# PROVIDED RECORDS
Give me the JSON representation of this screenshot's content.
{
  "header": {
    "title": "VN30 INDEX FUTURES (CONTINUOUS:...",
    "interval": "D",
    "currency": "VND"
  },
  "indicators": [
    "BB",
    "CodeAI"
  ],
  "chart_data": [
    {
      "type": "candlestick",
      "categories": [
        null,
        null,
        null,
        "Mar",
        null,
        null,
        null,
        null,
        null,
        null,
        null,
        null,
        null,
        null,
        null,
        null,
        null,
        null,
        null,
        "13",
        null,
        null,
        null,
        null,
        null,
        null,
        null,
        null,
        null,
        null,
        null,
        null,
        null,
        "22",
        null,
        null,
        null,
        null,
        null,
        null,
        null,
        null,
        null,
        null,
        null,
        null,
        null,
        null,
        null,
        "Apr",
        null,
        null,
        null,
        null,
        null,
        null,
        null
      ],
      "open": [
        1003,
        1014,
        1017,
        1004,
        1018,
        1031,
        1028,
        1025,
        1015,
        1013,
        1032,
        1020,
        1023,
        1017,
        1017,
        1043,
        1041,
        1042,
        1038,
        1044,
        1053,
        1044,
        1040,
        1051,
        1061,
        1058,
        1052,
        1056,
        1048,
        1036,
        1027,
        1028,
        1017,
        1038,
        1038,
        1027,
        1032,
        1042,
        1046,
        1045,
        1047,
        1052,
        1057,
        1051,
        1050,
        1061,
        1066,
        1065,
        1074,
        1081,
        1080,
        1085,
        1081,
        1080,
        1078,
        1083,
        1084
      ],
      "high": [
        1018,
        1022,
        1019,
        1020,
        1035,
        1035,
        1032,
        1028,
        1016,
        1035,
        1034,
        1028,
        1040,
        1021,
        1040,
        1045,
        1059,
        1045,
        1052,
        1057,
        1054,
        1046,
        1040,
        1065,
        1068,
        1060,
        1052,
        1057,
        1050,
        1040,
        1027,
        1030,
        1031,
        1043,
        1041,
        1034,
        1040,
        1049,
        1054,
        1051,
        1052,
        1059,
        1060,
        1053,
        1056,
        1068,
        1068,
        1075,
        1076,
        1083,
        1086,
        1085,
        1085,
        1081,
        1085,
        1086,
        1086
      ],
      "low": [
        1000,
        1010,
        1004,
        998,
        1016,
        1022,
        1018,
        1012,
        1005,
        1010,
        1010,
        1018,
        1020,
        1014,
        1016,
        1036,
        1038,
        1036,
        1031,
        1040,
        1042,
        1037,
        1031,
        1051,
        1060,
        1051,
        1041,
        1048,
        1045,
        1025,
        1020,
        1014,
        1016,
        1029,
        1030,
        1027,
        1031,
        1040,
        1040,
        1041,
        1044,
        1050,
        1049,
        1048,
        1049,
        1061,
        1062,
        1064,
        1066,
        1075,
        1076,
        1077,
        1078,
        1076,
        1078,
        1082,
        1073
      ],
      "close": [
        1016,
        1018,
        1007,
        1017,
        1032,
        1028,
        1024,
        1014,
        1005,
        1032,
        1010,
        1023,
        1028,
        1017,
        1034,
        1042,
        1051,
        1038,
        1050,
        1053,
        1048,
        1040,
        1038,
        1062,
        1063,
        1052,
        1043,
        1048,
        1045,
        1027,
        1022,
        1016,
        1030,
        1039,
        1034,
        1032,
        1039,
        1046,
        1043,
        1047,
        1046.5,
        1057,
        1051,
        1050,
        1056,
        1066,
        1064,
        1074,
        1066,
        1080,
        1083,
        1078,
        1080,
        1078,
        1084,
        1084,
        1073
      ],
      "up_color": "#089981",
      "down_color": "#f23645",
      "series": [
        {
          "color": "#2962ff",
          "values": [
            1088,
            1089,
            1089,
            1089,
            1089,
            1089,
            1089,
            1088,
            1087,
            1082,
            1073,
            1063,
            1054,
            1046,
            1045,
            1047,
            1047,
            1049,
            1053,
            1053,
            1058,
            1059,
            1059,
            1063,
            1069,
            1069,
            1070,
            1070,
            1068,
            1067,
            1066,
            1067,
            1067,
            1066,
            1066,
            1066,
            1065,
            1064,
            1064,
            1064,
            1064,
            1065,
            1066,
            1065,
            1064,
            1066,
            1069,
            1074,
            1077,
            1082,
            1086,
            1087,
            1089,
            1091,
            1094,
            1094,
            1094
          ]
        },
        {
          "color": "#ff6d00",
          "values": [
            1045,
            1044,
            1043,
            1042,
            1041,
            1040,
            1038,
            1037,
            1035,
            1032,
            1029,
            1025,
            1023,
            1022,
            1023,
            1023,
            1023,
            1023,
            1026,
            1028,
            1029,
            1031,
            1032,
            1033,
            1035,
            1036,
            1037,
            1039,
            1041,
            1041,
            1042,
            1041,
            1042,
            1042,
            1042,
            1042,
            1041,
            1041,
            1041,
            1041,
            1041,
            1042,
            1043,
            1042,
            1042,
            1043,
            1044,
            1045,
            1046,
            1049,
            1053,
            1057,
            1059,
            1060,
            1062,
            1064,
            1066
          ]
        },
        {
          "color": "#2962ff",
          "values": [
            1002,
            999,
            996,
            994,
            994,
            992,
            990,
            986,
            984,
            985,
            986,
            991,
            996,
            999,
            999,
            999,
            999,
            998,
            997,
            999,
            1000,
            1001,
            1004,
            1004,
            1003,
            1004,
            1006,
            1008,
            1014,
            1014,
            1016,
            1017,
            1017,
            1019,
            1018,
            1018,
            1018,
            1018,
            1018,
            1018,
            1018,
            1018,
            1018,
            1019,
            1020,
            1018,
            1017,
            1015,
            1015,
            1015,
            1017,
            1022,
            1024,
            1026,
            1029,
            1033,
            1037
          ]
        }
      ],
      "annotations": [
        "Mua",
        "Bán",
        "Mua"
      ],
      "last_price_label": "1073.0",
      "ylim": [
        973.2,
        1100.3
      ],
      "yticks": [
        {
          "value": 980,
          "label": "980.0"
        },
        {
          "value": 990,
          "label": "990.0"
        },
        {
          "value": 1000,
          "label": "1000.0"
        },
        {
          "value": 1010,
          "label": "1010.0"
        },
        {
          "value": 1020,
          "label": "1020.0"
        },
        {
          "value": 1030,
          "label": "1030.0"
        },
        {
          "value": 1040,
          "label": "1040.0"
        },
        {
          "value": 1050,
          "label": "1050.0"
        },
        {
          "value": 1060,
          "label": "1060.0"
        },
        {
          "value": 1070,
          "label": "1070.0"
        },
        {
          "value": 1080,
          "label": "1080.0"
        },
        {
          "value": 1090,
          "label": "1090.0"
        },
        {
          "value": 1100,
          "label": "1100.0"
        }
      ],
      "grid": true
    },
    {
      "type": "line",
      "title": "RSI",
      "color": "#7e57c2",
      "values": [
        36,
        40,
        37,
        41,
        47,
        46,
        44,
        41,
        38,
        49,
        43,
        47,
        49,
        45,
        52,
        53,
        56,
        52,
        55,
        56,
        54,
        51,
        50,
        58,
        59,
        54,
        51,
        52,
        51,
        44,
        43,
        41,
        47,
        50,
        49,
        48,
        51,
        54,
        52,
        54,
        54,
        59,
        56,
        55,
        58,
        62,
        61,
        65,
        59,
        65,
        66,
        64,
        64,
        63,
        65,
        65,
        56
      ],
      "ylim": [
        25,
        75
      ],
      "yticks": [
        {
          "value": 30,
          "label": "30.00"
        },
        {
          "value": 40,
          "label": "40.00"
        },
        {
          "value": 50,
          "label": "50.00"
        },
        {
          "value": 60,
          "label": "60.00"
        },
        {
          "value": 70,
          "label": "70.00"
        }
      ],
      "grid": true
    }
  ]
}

# DIRECTIONS
Retype the listing above in full, with no alterations.

# WRITTEN RESPONSE
Give me the JSON representation of this screenshot's content.
{
  "header": {
    "title": "VN30 INDEX FUTURES (CONTINUOUS:...",
    "interval": "D",
    "currency": "VND"
  },
  "indicators": [
    "BB",
    "CodeAI"
  ],
  "chart_data": [
    {
      "type": "candlestick",
      "categories": [
        null,
        null,
        null,
        "Mar",
        null,
        null,
        null,
        null,
        null,
        null,
        null,
        null,
        null,
        null,
        null,
        null,
        null,
        null,
        null,
        "13",
        null,
        null,
        null,
        null,
        null,
        null,
        null,
        null,
        null,
        null,
        null,
        null,
        null,
        "22",
        null,
        null,
        null,
        null,
        null,
        null,
        null,
        null,
        null,
        null,
        null,
        null,
        null,
        null,
        null,
        "Apr",
        null,
        null,
        null,
        null,
        null,
        null,
        null
      ],
      "open": [
        1003,
        1014,
        1017,
        1004,
        1018,
        1031,
        1028,
        1025,
        1015,
        1013,
        1032,
        1020,
        1023,
        1017,
        1017,
        1043,
        1041,
        1042,
        1038,
        1044,
        1053,
        1044,
        1040,
        1051,
        1061,
        1058,
        1052,
        1056,
        1048,
        1036,
        1027,
        1028,
        1017,
        1038,
        1038,
        1027,
        1032,
        1042,
        1046,
        1045,
        1047,
        1052,
        1057,
        1051,
        1050,
        1061,
        1066,
        1065,
        1074,
        1081,
        1080,
        1085,
        1081,
        1080,
        1078,
        1083,
        1084
      ],
      "high": [
        1018,
        1022,
        1019,
        1020,
        1035,
        1035,
        1032,
        1028,
        1016,
        1035,
        1034,
        1028,
        1040,
        1021,
        1040,
        1045,
        1059,
        1045,
        1052,
        1057,
        1054,
        1046,
        1040,
        1065,
        1068,
        1060,
        1052,
        1057,
        1050,
        1040,
        1027,
        1030,
        1031,
        1043,
        1041,
        1034,
        1040,
        1049,
        1054,
        1051,
        1052,
        1059,
        1060,
        1053,
        1056,
        1068,
        1068,
        1075,
        1076,
        1083,
        1086,
        1085,
        1085,
        1081,
        1085,
        1086,
        1086
      ],
      "low": [
        1000,
        1010,
        1004,
        998,
        1016,
        1022,
        1018,
        1012,
        1005,
        1010,
        1010,
        1018,
        1020,
        1014,
        1016,
        1036,
        1038,
        1036,
        1031,
        1040,
        1042,
        1037,
        1031,
        1051,
        1060,
        1051,
        1041,
        1048,
        1045,
        1025,
        1020,
        1014,
        1016,
        1029,
        1030,
        1027,
        1031,
        1040,
        1040,
        1041,
        1044,
        1050,
        1049,
        1048,
        1049,
        1061,
        1062,
        1064,
        1066,
        1075,
        1076,
        1077,
        1078,
        1076,
        1078,
        1082,
        1073
      ],
      "close": [
        1016,
        1018,
        1007,
        1017,
        1032,
        1028,
        1024,
        1014,
        1005,
        1032,
        1010,
        1023,
        1028,
        1017,
        1034,
        1042,
        1051,
        1038,
        1050,
        1053,
        1048,
        1040,
        1038,
        1062,
        1063,
        1052,
        1043,
        1048,
        1045,
        1027,
        1022,
        1016,
        1030,
        1039,
        1034,
        1032,
        1039,
        1046,
        1043,
        1047,
        1046.5,
        1057,
        1051,
        1050,
        1056,
        1066,
        1064,
        1074,
        1066,
        1080,
        1083,
        1078,
        1080,
        1078,
        1084,
        1084,
        1073
      ],
      "up_color": "#089981",
      "down_color": "#f23645",
      "series": [
        {
          "color": "#2962ff",
          "values": [
            1088,
            1089,
            1089,
            1089,
            1089,
            1089,
            1089,
            1088,
            1087,
            1082,
            1073,
            1063,
            1054,
            1046,
            1045,
            1047,
            1047,
            1049,
            1053,
            1053,
            1058,
            1059,
            1059,
            1063,
            1069,
            1069,
            1070,
            1070,
            1068,
            1067,
            1066,
            1067,
            1067,
            1066,
            1066,
            1066,
            1065,
            1064,
            1064,
            1064,
            1064,
            1065,
            1066,
            1065,
            1064,
            1066,
            1069,
            1074,
            1077,
            1082,
            1086,
            1087,
            1089,
            1091,
            1094,
            1094,
            1094
          ]
        },
        {
          "color": "#ff6d00",
          "values": [
            1045,
            1044,
            1043,
            1042,
            1041,
            1040,
            1038,
            1037,
            1035,
            1032,
            1029,
            1025,
            1023,
            1022,
            1023,
            1023,
            1023,
            1023,
            1026,
            1028,
            1029,
            1031,
            1032,
            1033,
            1035,
            1036,
            1037,
            1039,
            1041,
            1041,
            1042,
            1041,
            1042,
            1042,
            1042,
            1042,
            1041,
            1041,
            1041,
            1041,
            1041,
            1042,
            1043,
            1042,
            1042,
            1043,
            1044,
            1045,
            1046,
            1049,
            1053,
            1057,
            1059,
            1060,
            1062,
            1064,
            1066
          ]
        },
        {
          "color": "#2962ff",
          "values": [
            1002,
            999,
            996,
            994,
            994,
            992,
            990,
            986,
            984,
            985,
            986,
            991,
            996,
            999,
            999,
            999,
            999,
            998,
            997,
            999,
            1000,
            1001,
            1004,
            1004,
            1003,
            1004,
            1006,
            1008,
            1014,
            1014,
            1016,
            1017,
            1017,
            1019,
            1018,
            1018,
            1018,
            1018,
            1018,
            1018,
            1018,
            1018,
            1018,
            1019,
            1020,
            1018,
            1017,
            1015,
            1015,
            1015,
            1017,
            1022,
            1024,
            1026,
            1029,
            1033,
            1037
          ]
        }
      ],
      "annotations": [
        "Mua",
        "Bán",
        "Mua"
      ],
      "last_price_label": "1073.0",
      "ylim": [
        973.2,
        1100.3
      ],
      "yticks": [
        {
          "value": 980,
          "label": "980.0"
        },
        {
          "value": 990,
          "label": "990.0"
        },
        {
          "value": 1000,
          "label": "1000.0"
        },
        {
          "value": 1010,
          "label": "1010.0"
        },
        {
          "value": 1020,
          "label": "1020.0"
        },
        {
          "value": 1030,
          "label": "1030.0"
        },
        {
          "value": 1040,
          "label": "1040.0"
        },
        {
          "value": 1050,
          "label": "1050.0"
        },
        {
          "value": 1060,
          "label": "1060.0"
        },
        {
          "value": 1070,
          "label": "1070.0"
        },
        {
          "value": 1080,
          "label": "1080.0"
        },
        {
          "value": 1090,
          "label": "1090.0"
        },
        {
          "value": 1100,
          "label": "1100.0"
        }
      ],
      "grid": true
    },
    {
      "type": "line",
      "title": "RSI",
      "color": "#7e57c2",
      "values": [
        36,
        40,
        37,
        41,
        47,
        46,
        44,
        41,
        38,
        49,
        43,
        47,
        49,
        45,
        52,
        53,
        56,
        52,
        55,
        56,
        54,
        51,
        50,
        58,
        59,
        54,
        51,
        52,
        51,
        44,
        43,
        41,
        47,
        50,
        49,
        48,
        51,
        54,
        52,
        54,
        54,
        59,
        56,
        55,
        58,
        62,
        61,
        65,
        59,
        65,
        66,
        64,
        64,
        63,
        65,
        65,
        56
      ],
      "ylim": [
        25,
        75
      ],
      "yticks": [
        {
          "value": 30,
          "label": "30.00"
        },
        {
          "value": 40,
          "label": "40.00"
        },
        {
          "value": 50,
          "label": "50.00"
        },
        {
          "value": 60,
          "label": "60.00"
        },
        {
          "value": 70,
          "label": "70.00"
        }
      ],
      "grid": true
    }
  ]
}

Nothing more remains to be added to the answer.